## Task details
Transcribe all of the records word for word, but omit the pictures.

## Dataset rows about figures
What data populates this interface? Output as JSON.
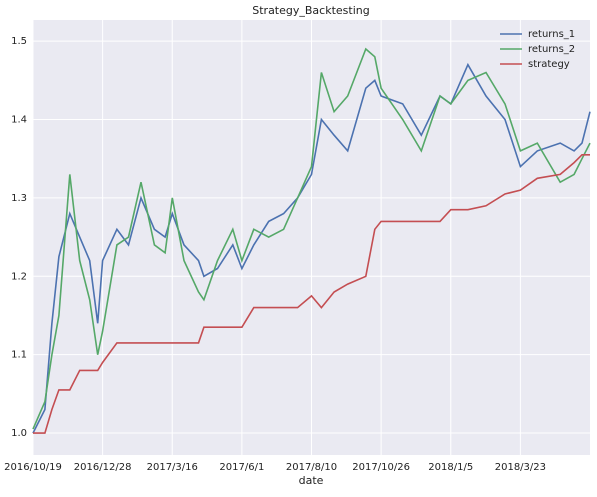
{
  "chart_data": {
    "type": "line",
    "title": "Strategy_Backtesting",
    "x_label": "date",
    "x": [
      "2016/10/19",
      "2016/10/31",
      "2016/11/7",
      "2016/11/14",
      "2016/11/25",
      "2016/12/5",
      "2016/12/15",
      "2016/12/23",
      "2016/12/28",
      "2017/1/13",
      "2017/1/26",
      "2017/2/9",
      "2017/2/24",
      "2017/3/8",
      "2017/3/16",
      "2017/3/29",
      "2017/4/14",
      "2017/4/20",
      "2017/5/5",
      "2017/5/22",
      "2017/6/1",
      "2017/6/13",
      "2017/6/28",
      "2017/7/13",
      "2017/7/27",
      "2017/8/10",
      "2017/8/21",
      "2017/9/4",
      "2017/9/19",
      "2017/10/9",
      "2017/10/19",
      "2017/10/26",
      "2017/11/17",
      "2017/12/6",
      "2017/12/25",
      "2018/1/5",
      "2018/1/24",
      "2018/2/13",
      "2018/3/6",
      "2018/3/23",
      "2018/4/9",
      "2018/5/2",
      "2018/5/16",
      "2018/5/24",
      "2018/6/1"
    ],
    "series": [
      {
        "name": "returns_1",
        "color": "#4c72b0",
        "values": [
          1.0,
          1.03,
          1.14,
          1.225,
          1.28,
          1.25,
          1.22,
          1.14,
          1.22,
          1.26,
          1.24,
          1.3,
          1.26,
          1.25,
          1.28,
          1.24,
          1.22,
          1.2,
          1.21,
          1.24,
          1.21,
          1.24,
          1.27,
          1.28,
          1.3,
          1.33,
          1.4,
          1.38,
          1.36,
          1.44,
          1.45,
          1.43,
          1.42,
          1.38,
          1.43,
          1.42,
          1.47,
          1.43,
          1.4,
          1.34,
          1.36,
          1.37,
          1.36,
          1.37,
          1.41
        ]
      },
      {
        "name": "returns_2",
        "color": "#55a868",
        "values": [
          1.005,
          1.04,
          1.1,
          1.15,
          1.33,
          1.22,
          1.17,
          1.1,
          1.13,
          1.24,
          1.25,
          1.32,
          1.24,
          1.23,
          1.3,
          1.22,
          1.18,
          1.17,
          1.22,
          1.26,
          1.22,
          1.26,
          1.25,
          1.26,
          1.3,
          1.34,
          1.46,
          1.41,
          1.43,
          1.49,
          1.48,
          1.44,
          1.4,
          1.36,
          1.43,
          1.42,
          1.45,
          1.46,
          1.42,
          1.36,
          1.37,
          1.32,
          1.33,
          1.35,
          1.37
        ]
      },
      {
        "name": "strategy",
        "color": "#c44e52",
        "values": [
          1.0,
          1.0,
          1.03,
          1.055,
          1.055,
          1.08,
          1.08,
          1.08,
          1.09,
          1.115,
          1.115,
          1.115,
          1.115,
          1.115,
          1.115,
          1.115,
          1.115,
          1.135,
          1.135,
          1.135,
          1.135,
          1.16,
          1.16,
          1.16,
          1.16,
          1.175,
          1.16,
          1.18,
          1.19,
          1.2,
          1.26,
          1.27,
          1.27,
          1.27,
          1.27,
          1.285,
          1.285,
          1.29,
          1.305,
          1.31,
          1.325,
          1.33,
          1.345,
          1.355,
          1.355
        ]
      }
    ],
    "xlim": [
      "2016/10/19",
      "2018/6/1"
    ],
    "xticks": [
      "2016/10/19",
      "2016/12/28",
      "2017/3/16",
      "2017/6/1",
      "2017/8/10",
      "2017/10/26",
      "2018/1/5",
      "2018/3/23"
    ],
    "ylim": [
      0.972,
      1.527
    ],
    "yticks": [
      {
        "value": 1,
        "label": "1.0"
      },
      1.1,
      1.2,
      1.3,
      1.4,
      1.5
    ],
    "grid": true,
    "legend": "upper right"
  }
}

## Completed task
What data populates this interface? Output as JSON.
{
  "chart_data": {
    "type": "line",
    "title": "Strategy_Backtesting",
    "x_label": "date",
    "x": [
      "2016/10/19",
      "2016/10/31",
      "2016/11/7",
      "2016/11/14",
      "2016/11/25",
      "2016/12/5",
      "2016/12/15",
      "2016/12/23",
      "2016/12/28",
      "2017/1/13",
      "2017/1/26",
      "2017/2/9",
      "2017/2/24",
      "2017/3/8",
      "2017/3/16",
      "2017/3/29",
      "2017/4/14",
      "2017/4/20",
      "2017/5/5",
      "2017/5/22",
      "2017/6/1",
      "2017/6/13",
      "2017/6/28",
      "2017/7/13",
      "2017/7/27",
      "2017/8/10",
      "2017/8/21",
      "2017/9/4",
      "2017/9/19",
      "2017/10/9",
      "2017/10/19",
      "2017/10/26",
      "2017/11/17",
      "2017/12/6",
      "2017/12/25",
      "2018/1/5",
      "2018/1/24",
      "2018/2/13",
      "2018/3/6",
      "2018/3/23",
      "2018/4/9",
      "2018/5/2",
      "2018/5/16",
      "2018/5/24",
      "2018/6/1"
    ],
    "series": [
      {
        "name": "returns_1",
        "color": "#4c72b0",
        "values": [
          1.0,
          1.03,
          1.14,
          1.225,
          1.28,
          1.25,
          1.22,
          1.14,
          1.22,
          1.26,
          1.24,
          1.3,
          1.26,
          1.25,
          1.28,
          1.24,
          1.22,
          1.2,
          1.21,
          1.24,
          1.21,
          1.24,
          1.27,
          1.28,
          1.3,
          1.33,
          1.4,
          1.38,
          1.36,
          1.44,
          1.45,
          1.43,
          1.42,
          1.38,
          1.43,
          1.42,
          1.47,
          1.43,
          1.4,
          1.34,
          1.36,
          1.37,
          1.36,
          1.37,
          1.41
        ]
      },
      {
        "name": "returns_2",
        "color": "#55a868",
        "values": [
          1.005,
          1.04,
          1.1,
          1.15,
          1.33,
          1.22,
          1.17,
          1.1,
          1.13,
          1.24,
          1.25,
          1.32,
          1.24,
          1.23,
          1.3,
          1.22,
          1.18,
          1.17,
          1.22,
          1.26,
          1.22,
          1.26,
          1.25,
          1.26,
          1.3,
          1.34,
          1.46,
          1.41,
          1.43,
          1.49,
          1.48,
          1.44,
          1.4,
          1.36,
          1.43,
          1.42,
          1.45,
          1.46,
          1.42,
          1.36,
          1.37,
          1.32,
          1.33,
          1.35,
          1.37
        ]
      },
      {
        "name": "strategy",
        "color": "#c44e52",
        "values": [
          1.0,
          1.0,
          1.03,
          1.055,
          1.055,
          1.08,
          1.08,
          1.08,
          1.09,
          1.115,
          1.115,
          1.115,
          1.115,
          1.115,
          1.115,
          1.115,
          1.115,
          1.135,
          1.135,
          1.135,
          1.135,
          1.16,
          1.16,
          1.16,
          1.16,
          1.175,
          1.16,
          1.18,
          1.19,
          1.2,
          1.26,
          1.27,
          1.27,
          1.27,
          1.27,
          1.285,
          1.285,
          1.29,
          1.305,
          1.31,
          1.325,
          1.33,
          1.345,
          1.355,
          1.355
        ]
      }
    ],
    "xlim": [
      "2016/10/19",
      "2018/6/1"
    ],
    "xticks": [
      "2016/10/19",
      "2016/12/28",
      "2017/3/16",
      "2017/6/1",
      "2017/8/10",
      "2017/10/26",
      "2018/1/5",
      "2018/3/23"
    ],
    "ylim": [
      0.972,
      1.527
    ],
    "yticks": [
      {
        "value": 1,
        "label": "1.0"
      },
      1.1,
      1.2,
      1.3,
      1.4,
      1.5
    ],
    "grid": true,
    "legend": "upper right"
  }
}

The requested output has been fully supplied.